> Your goal:
Restate the listing that follows word for word, without its pictures.

[Excerpt from a dataset]
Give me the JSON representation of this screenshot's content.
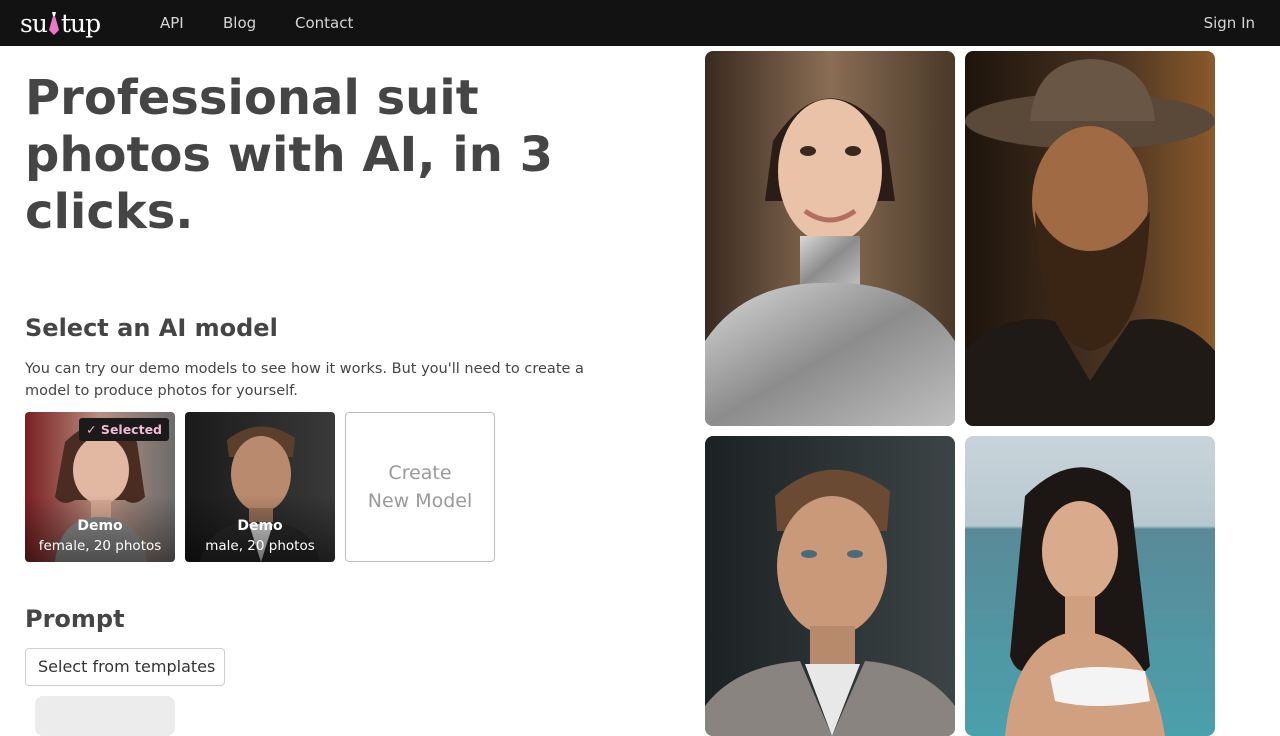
{
  "nav": {
    "logo_text": "suitup",
    "links": [
      "API",
      "Blog",
      "Contact"
    ],
    "signin": "Sign In"
  },
  "hero": {
    "title": "Professional suit photos with AI, in 3 clicks."
  },
  "models": {
    "heading": "Select an AI model",
    "description": "You can try our demo models to see how it works. But you'll need to create a model to produce photos for yourself.",
    "cards": [
      {
        "name": "Demo",
        "desc": "female, 20 photos",
        "selected_label": "✓ Selected"
      },
      {
        "name": "Demo",
        "desc": "male, 20 photos"
      }
    ],
    "create_label_1": "Create",
    "create_label_2": "New Model"
  },
  "prompt": {
    "heading": "Prompt",
    "template_button": "Select from templates"
  },
  "gallery": [
    {
      "name": "woman-silver-turtleneck-photo"
    },
    {
      "name": "bearded-man-hat-photo"
    },
    {
      "name": "man-grey-blazer-photo"
    },
    {
      "name": "woman-sea-background-photo"
    }
  ],
  "colors": {
    "topbar": "#121212",
    "accent_pink": "#f5b8d8",
    "text_dark": "#454545"
  }
}
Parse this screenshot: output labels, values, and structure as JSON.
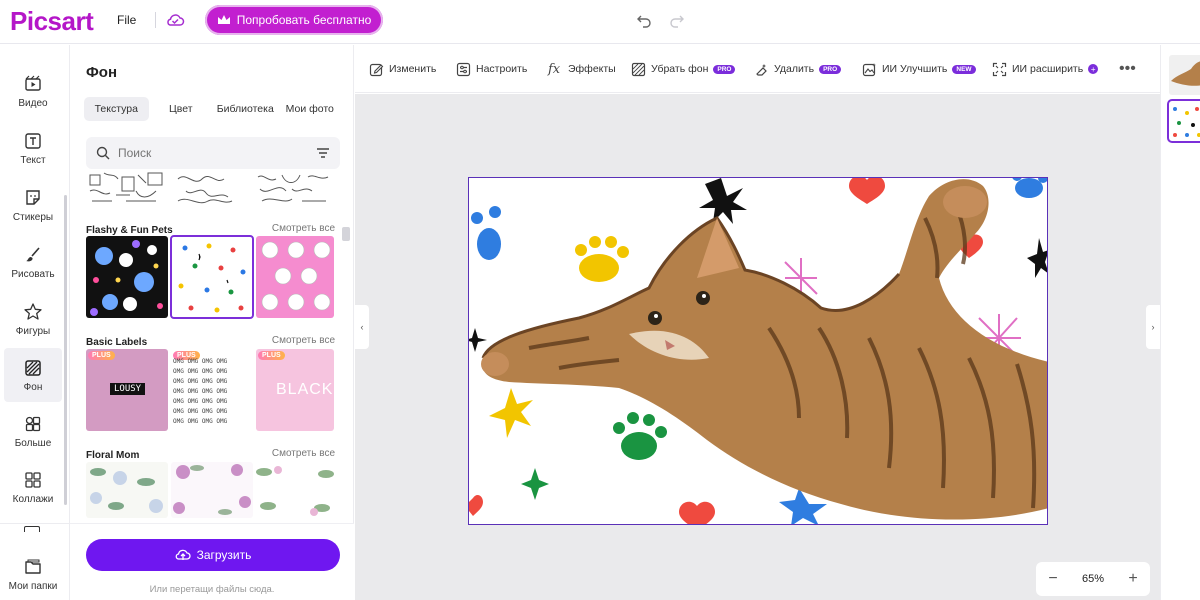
{
  "app": {
    "logo_text": "Picsart",
    "file_label": "File",
    "try_button_label": "Попробовать бесплатно"
  },
  "rail": {
    "items": [
      {
        "label": "Видео",
        "icon": "video-icon"
      },
      {
        "label": "Текст",
        "icon": "text-icon"
      },
      {
        "label": "Стикеры",
        "icon": "sticker-icon"
      },
      {
        "label": "Рисовать",
        "icon": "brush-icon"
      },
      {
        "label": "Фигуры",
        "icon": "star-icon"
      },
      {
        "label": "Фон",
        "icon": "background-icon",
        "active": true
      },
      {
        "label": "Больше",
        "icon": "grid-icon"
      },
      {
        "label": "Коллажи",
        "icon": "collage-icon"
      },
      {
        "label": "Мои папки",
        "icon": "folder-icon"
      }
    ]
  },
  "panel": {
    "title": "Фон",
    "tabs": [
      "Текстура",
      "Цвет",
      "Библиотека",
      "Мои фото"
    ],
    "active_tab": "Текстура",
    "search_placeholder": "Поиск",
    "sections": [
      {
        "title": "Flashy & Fun Pets",
        "see_all": "Смотреть все"
      },
      {
        "title": "Basic Labels",
        "see_all": "Смотреть все",
        "badges": [
          "PLUS",
          "PLUS",
          "PLUS"
        ],
        "thumb_texts": [
          "LOUSY",
          "OMG",
          "BLACK"
        ]
      },
      {
        "title": "Floral Mom",
        "see_all": "Смотреть все"
      }
    ],
    "upload_label": "Загрузить",
    "drop_hint": "Или перетащи файлы сюда."
  },
  "toolbar": {
    "tools": [
      {
        "label": "Изменить",
        "icon": "edit-icon"
      },
      {
        "label": "Настроить",
        "icon": "adjust-icon"
      },
      {
        "label": "Эффекты",
        "icon": "fx-icon"
      },
      {
        "label": "Убрать фон",
        "icon": "remove-bg-icon",
        "badge": "PRO"
      },
      {
        "label": "Удалить",
        "icon": "eraser-icon",
        "badge": "PRO"
      },
      {
        "label": "ИИ Улучшить",
        "icon": "enhance-icon",
        "badge": "NEW"
      },
      {
        "label": "ИИ расширить",
        "icon": "expand-icon"
      }
    ]
  },
  "zoom": {
    "value": "65%",
    "minus": "−",
    "plus": "+"
  },
  "colors": {
    "brand_magenta": "#c21fd0",
    "upload_purple": "#6f17f0",
    "selection_purple": "#7c2fd9",
    "workspace_gray": "#eaeaec"
  }
}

> The reply:
Give me the JSON representation of this screenshot's content.
{
  "nav": {
    "logo_text": "suitup",
    "links": [
      "API",
      "Blog",
      "Contact"
    ],
    "signin": "Sign In"
  },
  "hero": {
    "title": "Professional suit photos with AI, in 3 clicks."
  },
  "models": {
    "heading": "Select an AI model",
    "description": "You can try our demo models to see how it works. But you'll need to create a model to produce photos for yourself.",
    "cards": [
      {
        "name": "Demo",
        "desc": "female, 20 photos",
        "selected_label": "✓ Selected"
      },
      {
        "name": "Demo",
        "desc": "male, 20 photos"
      }
    ],
    "create_label_1": "Create",
    "create_label_2": "New Model"
  },
  "prompt": {
    "heading": "Prompt",
    "template_button": "Select from templates"
  },
  "gallery": [
    {
      "name": "woman-silver-turtleneck-photo"
    },
    {
      "name": "bearded-man-hat-photo"
    },
    {
      "name": "man-grey-blazer-photo"
    },
    {
      "name": "woman-sea-background-photo"
    }
  ],
  "colors": {
    "topbar": "#121212",
    "accent_pink": "#f5b8d8",
    "text_dark": "#454545"
  }
}
Parse this screenshot: output labels, values, and structure as JSON.
{
  "app": {
    "logo_text": "Picsart",
    "file_label": "File",
    "try_button_label": "Попробовать бесплатно"
  },
  "rail": {
    "items": [
      {
        "label": "Видео",
        "icon": "video-icon"
      },
      {
        "label": "Текст",
        "icon": "text-icon"
      },
      {
        "label": "Стикеры",
        "icon": "sticker-icon"
      },
      {
        "label": "Рисовать",
        "icon": "brush-icon"
      },
      {
        "label": "Фигуры",
        "icon": "star-icon"
      },
      {
        "label": "Фон",
        "icon": "background-icon",
        "active": true
      },
      {
        "label": "Больше",
        "icon": "grid-icon"
      },
      {
        "label": "Коллажи",
        "icon": "collage-icon"
      },
      {
        "label": "Мои папки",
        "icon": "folder-icon"
      }
    ]
  },
  "panel": {
    "title": "Фон",
    "tabs": [
      "Текстура",
      "Цвет",
      "Библиотека",
      "Мои фото"
    ],
    "active_tab": "Текстура",
    "search_placeholder": "Поиск",
    "sections": [
      {
        "title": "Flashy & Fun Pets",
        "see_all": "Смотреть все"
      },
      {
        "title": "Basic Labels",
        "see_all": "Смотреть все",
        "badges": [
          "PLUS",
          "PLUS",
          "PLUS"
        ],
        "thumb_texts": [
          "LOUSY",
          "OMG",
          "BLACK"
        ]
      },
      {
        "title": "Floral Mom",
        "see_all": "Смотреть все"
      }
    ],
    "upload_label": "Загрузить",
    "drop_hint": "Или перетащи файлы сюда."
  },
  "toolbar": {
    "tools": [
      {
        "label": "Изменить",
        "icon": "edit-icon"
      },
      {
        "label": "Настроить",
        "icon": "adjust-icon"
      },
      {
        "label": "Эффекты",
        "icon": "fx-icon"
      },
      {
        "label": "Убрать фон",
        "icon": "remove-bg-icon",
        "badge": "PRO"
      },
      {
        "label": "Удалить",
        "icon": "eraser-icon",
        "badge": "PRO"
      },
      {
        "label": "ИИ Улучшить",
        "icon": "enhance-icon",
        "badge": "NEW"
      },
      {
        "label": "ИИ расширить",
        "icon": "expand-icon"
      }
    ]
  },
  "zoom": {
    "value": "65%",
    "minus": "−",
    "plus": "+"
  },
  "colors": {
    "brand_magenta": "#c21fd0",
    "upload_purple": "#6f17f0",
    "selection_purple": "#7c2fd9",
    "workspace_gray": "#eaeaec"
  }
}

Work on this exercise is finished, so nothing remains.